§ **Work request**
Wherever a line in the records below contains "only", copy that line.

[Document page text data]
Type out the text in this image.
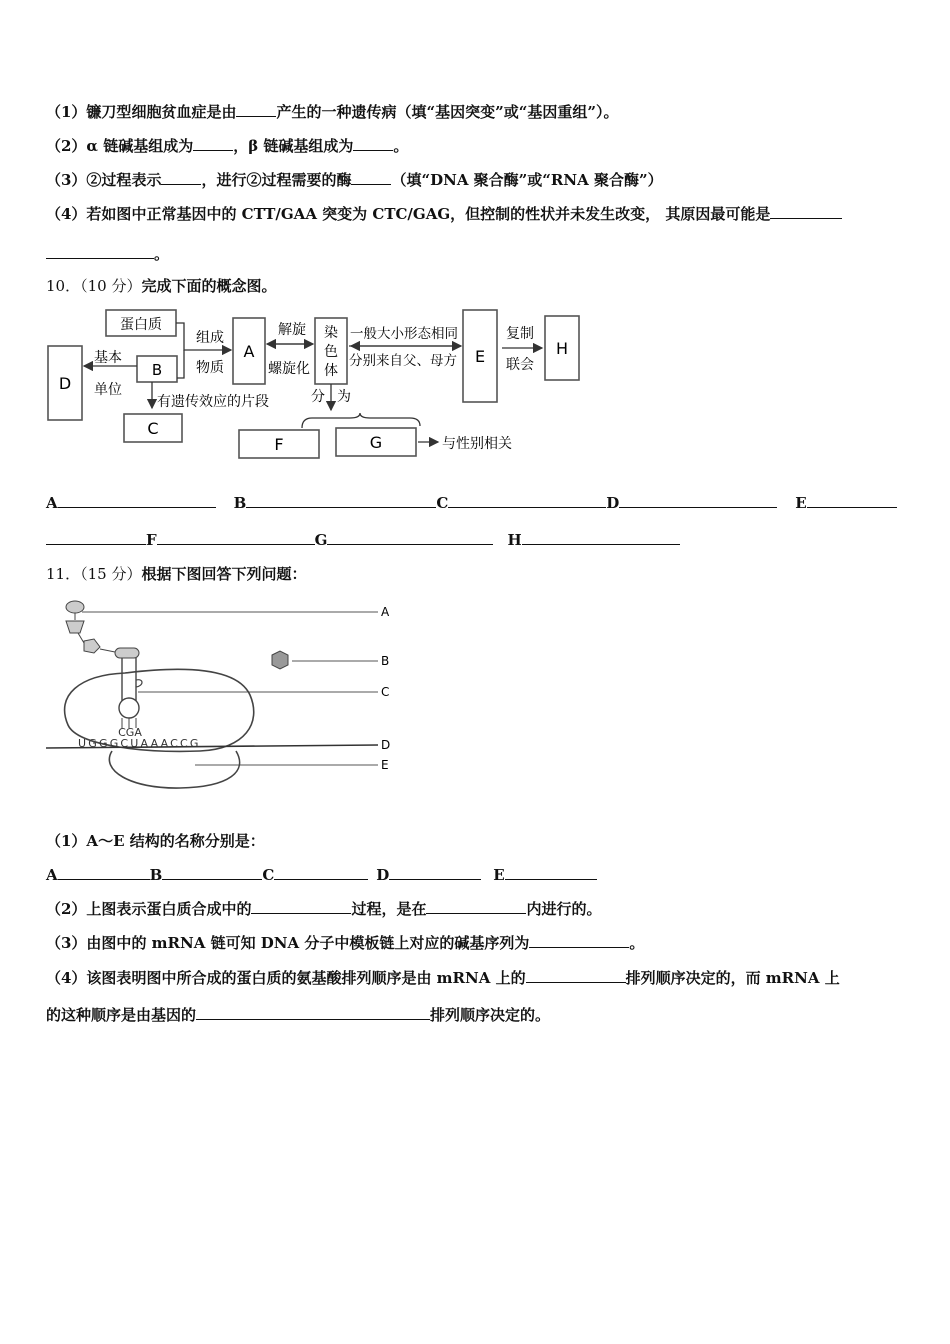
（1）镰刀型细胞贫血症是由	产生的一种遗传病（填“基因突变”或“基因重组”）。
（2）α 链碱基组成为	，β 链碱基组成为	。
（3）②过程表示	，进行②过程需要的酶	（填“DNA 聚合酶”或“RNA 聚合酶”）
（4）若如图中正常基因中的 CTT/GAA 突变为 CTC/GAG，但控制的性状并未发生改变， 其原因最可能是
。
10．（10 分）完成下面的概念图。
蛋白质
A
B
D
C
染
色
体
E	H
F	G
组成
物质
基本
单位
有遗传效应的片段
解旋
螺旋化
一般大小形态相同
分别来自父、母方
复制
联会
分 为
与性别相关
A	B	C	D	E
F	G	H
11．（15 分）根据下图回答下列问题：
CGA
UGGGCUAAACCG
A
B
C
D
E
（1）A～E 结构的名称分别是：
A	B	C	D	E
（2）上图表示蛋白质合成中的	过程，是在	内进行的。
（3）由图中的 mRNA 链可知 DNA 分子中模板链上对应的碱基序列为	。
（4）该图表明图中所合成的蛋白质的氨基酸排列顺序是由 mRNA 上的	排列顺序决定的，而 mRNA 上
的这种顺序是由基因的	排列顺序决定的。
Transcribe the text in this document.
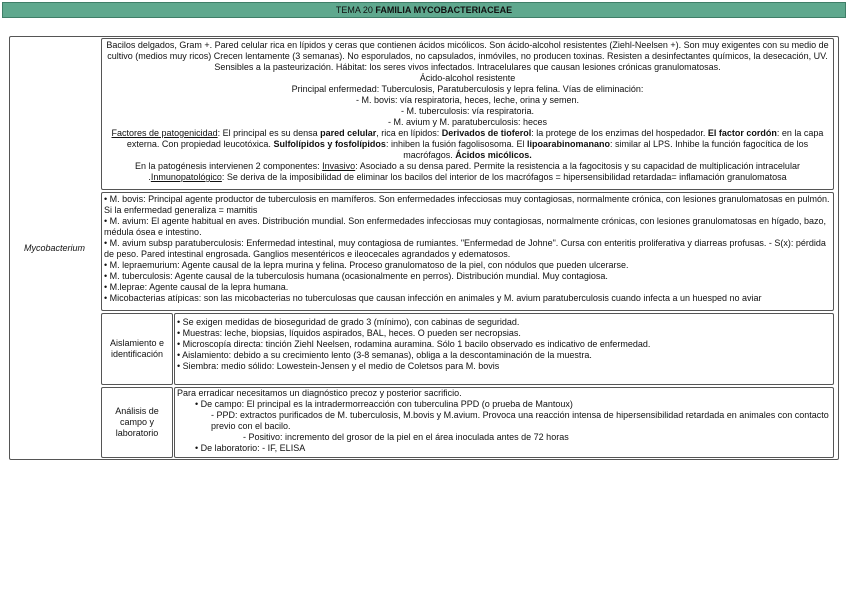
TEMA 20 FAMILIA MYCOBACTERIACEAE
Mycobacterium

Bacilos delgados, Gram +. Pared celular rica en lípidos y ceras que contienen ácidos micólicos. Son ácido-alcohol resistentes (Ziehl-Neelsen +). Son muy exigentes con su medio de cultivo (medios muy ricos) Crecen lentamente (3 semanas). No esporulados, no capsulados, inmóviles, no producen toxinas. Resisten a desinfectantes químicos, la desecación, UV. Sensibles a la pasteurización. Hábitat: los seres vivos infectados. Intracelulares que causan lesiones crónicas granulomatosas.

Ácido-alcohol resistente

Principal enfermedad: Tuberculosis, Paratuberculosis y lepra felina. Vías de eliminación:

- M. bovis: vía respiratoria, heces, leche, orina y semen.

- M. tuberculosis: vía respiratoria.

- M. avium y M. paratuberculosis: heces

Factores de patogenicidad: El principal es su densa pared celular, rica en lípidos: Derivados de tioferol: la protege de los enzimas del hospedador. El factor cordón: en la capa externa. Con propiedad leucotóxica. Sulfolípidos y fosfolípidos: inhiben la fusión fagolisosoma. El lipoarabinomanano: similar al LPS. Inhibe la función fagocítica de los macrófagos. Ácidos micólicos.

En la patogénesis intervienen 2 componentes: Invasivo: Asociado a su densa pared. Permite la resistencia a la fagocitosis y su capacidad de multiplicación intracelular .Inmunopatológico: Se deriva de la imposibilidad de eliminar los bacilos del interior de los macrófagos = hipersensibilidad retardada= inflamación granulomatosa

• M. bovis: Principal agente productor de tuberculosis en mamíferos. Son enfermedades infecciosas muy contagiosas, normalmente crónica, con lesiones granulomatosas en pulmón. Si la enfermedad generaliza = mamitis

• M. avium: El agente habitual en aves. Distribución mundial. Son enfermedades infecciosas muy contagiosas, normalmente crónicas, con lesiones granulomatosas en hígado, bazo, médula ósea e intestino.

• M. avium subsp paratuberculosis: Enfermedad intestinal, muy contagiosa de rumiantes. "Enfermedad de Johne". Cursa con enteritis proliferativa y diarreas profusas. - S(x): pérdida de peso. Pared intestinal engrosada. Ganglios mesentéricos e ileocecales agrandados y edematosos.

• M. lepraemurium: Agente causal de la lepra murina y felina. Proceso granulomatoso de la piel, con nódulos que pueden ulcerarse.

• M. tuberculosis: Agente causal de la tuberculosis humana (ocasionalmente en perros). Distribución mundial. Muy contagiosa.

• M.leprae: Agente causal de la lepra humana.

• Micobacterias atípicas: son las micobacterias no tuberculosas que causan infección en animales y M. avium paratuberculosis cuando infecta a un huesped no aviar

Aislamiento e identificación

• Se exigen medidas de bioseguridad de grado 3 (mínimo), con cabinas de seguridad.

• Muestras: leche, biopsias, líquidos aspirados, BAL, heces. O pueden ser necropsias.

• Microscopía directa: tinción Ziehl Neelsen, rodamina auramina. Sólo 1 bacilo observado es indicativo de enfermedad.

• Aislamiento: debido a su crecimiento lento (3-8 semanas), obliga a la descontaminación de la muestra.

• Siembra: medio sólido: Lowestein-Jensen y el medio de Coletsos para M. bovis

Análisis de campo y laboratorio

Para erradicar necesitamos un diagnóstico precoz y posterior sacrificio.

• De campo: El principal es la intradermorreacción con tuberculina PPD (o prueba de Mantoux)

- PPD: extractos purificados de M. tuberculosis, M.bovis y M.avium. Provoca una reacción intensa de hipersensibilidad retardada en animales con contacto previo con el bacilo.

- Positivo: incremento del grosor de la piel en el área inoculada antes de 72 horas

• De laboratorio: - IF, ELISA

==

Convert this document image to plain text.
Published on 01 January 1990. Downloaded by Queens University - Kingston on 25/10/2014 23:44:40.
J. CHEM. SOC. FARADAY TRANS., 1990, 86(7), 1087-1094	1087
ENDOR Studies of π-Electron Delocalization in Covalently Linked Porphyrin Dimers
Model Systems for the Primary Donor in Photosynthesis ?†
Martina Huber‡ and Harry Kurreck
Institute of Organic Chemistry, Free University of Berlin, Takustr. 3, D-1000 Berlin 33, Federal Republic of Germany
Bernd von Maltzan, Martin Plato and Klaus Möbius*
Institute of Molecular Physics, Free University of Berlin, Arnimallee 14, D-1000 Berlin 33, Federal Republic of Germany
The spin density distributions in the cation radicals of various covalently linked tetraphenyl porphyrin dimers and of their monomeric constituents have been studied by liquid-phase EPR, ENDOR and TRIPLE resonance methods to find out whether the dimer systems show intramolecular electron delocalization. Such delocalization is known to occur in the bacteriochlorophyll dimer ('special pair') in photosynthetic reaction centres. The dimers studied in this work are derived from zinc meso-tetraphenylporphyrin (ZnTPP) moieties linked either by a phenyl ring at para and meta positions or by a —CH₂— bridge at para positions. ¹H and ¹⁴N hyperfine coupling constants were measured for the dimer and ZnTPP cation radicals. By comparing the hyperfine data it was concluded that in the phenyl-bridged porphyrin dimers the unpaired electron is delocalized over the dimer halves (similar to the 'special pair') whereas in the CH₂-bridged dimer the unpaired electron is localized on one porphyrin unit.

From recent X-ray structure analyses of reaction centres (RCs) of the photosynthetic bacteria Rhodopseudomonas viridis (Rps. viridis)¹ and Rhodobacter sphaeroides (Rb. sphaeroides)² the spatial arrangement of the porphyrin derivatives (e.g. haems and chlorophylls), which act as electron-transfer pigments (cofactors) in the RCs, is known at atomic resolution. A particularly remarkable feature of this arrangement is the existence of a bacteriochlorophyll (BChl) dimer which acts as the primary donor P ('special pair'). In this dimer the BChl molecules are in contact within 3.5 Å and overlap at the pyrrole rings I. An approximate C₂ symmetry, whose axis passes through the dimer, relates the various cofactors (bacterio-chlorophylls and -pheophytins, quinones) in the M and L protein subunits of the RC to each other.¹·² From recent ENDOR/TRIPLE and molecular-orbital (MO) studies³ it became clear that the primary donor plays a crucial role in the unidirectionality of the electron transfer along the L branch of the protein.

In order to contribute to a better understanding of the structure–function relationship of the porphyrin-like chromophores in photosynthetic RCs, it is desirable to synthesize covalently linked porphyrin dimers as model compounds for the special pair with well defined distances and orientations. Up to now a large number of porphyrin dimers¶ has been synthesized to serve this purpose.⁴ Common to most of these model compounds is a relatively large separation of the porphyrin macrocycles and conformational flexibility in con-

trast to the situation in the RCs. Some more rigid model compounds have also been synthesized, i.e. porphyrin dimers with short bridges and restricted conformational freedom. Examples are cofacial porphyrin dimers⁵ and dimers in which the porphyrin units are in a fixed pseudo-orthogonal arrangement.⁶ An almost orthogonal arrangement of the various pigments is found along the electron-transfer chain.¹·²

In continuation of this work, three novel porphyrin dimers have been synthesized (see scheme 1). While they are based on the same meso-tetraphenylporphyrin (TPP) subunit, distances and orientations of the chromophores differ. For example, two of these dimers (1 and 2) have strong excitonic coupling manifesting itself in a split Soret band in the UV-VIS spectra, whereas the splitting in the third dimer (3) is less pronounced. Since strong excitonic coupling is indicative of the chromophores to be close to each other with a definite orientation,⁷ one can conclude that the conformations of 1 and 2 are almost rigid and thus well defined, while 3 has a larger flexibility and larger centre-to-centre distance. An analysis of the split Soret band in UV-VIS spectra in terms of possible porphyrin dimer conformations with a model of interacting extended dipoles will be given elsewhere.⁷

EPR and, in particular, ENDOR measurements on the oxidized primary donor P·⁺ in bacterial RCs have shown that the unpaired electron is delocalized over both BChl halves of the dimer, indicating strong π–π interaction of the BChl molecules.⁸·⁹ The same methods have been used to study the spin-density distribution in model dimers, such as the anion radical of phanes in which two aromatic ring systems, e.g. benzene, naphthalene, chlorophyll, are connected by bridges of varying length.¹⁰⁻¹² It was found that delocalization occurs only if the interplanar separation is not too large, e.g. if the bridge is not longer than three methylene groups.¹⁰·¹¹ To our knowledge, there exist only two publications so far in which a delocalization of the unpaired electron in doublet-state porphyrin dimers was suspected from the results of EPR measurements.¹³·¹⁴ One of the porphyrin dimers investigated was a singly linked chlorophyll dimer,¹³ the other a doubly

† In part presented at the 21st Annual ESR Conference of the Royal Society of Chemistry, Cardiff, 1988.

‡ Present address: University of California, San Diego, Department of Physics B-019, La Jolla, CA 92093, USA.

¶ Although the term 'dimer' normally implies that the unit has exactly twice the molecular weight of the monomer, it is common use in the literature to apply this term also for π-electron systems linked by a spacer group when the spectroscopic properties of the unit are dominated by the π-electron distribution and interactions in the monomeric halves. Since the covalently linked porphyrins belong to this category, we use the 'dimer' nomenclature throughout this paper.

* * *

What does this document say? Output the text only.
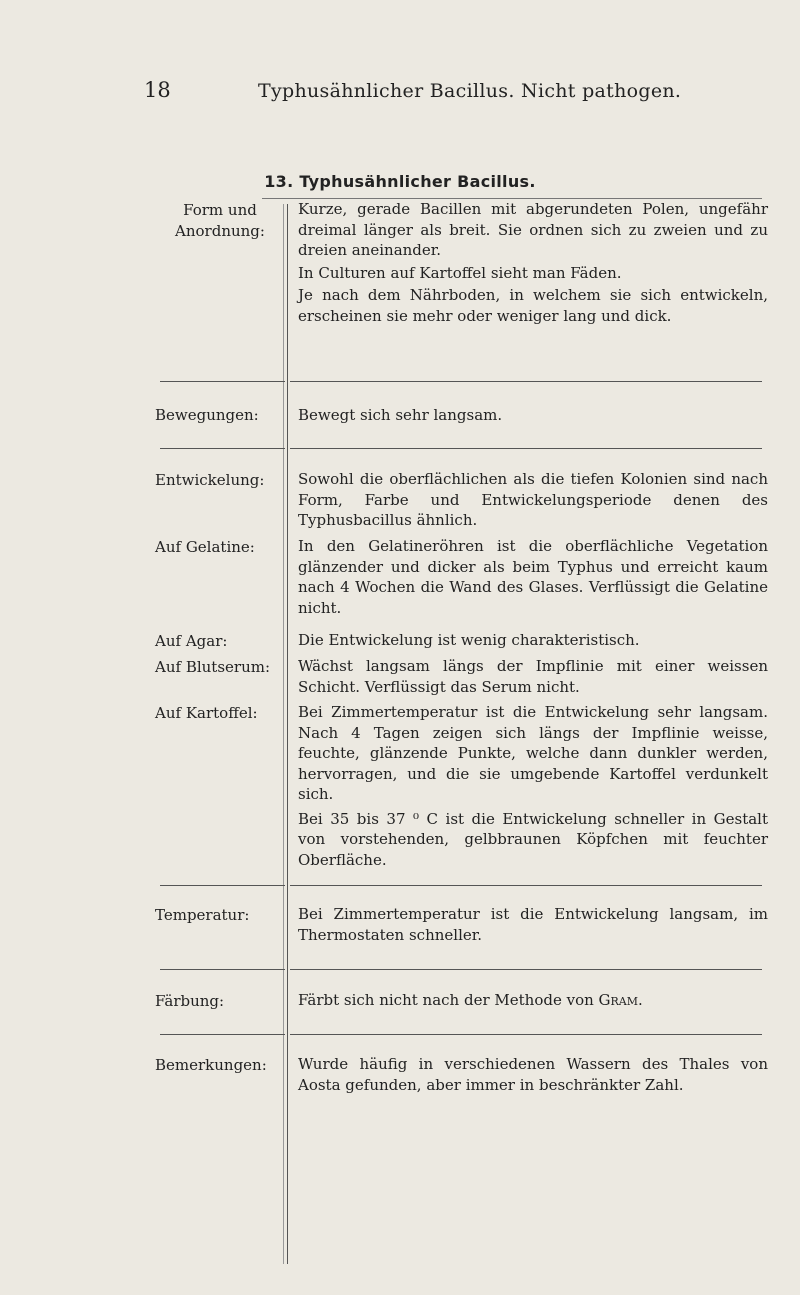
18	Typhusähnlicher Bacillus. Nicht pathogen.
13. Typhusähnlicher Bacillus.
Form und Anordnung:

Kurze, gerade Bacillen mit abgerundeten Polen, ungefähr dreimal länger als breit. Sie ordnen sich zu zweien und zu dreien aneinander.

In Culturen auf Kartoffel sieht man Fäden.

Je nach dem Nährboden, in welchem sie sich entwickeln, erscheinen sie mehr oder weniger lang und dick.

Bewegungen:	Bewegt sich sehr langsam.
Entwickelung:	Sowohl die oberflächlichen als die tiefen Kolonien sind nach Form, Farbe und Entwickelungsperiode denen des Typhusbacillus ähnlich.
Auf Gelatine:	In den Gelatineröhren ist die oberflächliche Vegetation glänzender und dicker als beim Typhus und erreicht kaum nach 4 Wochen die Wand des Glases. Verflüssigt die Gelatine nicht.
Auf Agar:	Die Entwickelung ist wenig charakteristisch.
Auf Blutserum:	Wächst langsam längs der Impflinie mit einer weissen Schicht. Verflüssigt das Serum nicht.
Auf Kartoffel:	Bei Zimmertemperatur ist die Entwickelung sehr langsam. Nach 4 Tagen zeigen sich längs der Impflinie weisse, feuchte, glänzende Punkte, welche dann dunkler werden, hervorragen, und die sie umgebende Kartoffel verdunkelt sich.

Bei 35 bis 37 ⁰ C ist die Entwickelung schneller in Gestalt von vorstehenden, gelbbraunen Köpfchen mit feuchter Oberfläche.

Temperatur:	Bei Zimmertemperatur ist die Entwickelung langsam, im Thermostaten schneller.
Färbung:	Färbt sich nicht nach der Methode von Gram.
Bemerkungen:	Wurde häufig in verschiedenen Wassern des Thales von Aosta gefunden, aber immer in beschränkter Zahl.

§ **Result below**
EPR and, in particular, ENDOR measurements on the oxidized primary donor P·⁺ in bacterial RCs have shown that the unpaired electron is delocalized over both BChl halves of the dimer, indicating strong π–π interaction of the BChl molecules.⁸·⁹ The same methods have been used to study the spin-density distribution in model dimers, such as the anion radical of phanes in which two aromatic ring systems, e.g. benzene, naphthalene, chlorophyll, are connected by bridges of varying length.¹⁰⁻¹² It was found that delocalization occurs only if the interplanar separation is not too large, e.g. if the bridge is not longer than three methylene groups.¹⁰·¹¹ To our knowledge, there exist only two publications so far in which a delocalization of the unpaired electron in doublet-state porphyrin dimers was suspected from the results of EPR measurements.¹³·¹⁴ One of the porphyrin dimers investigated was a singly linked chlorophyll dimer,¹³ the other a doubly
What does this document say? Output the text only.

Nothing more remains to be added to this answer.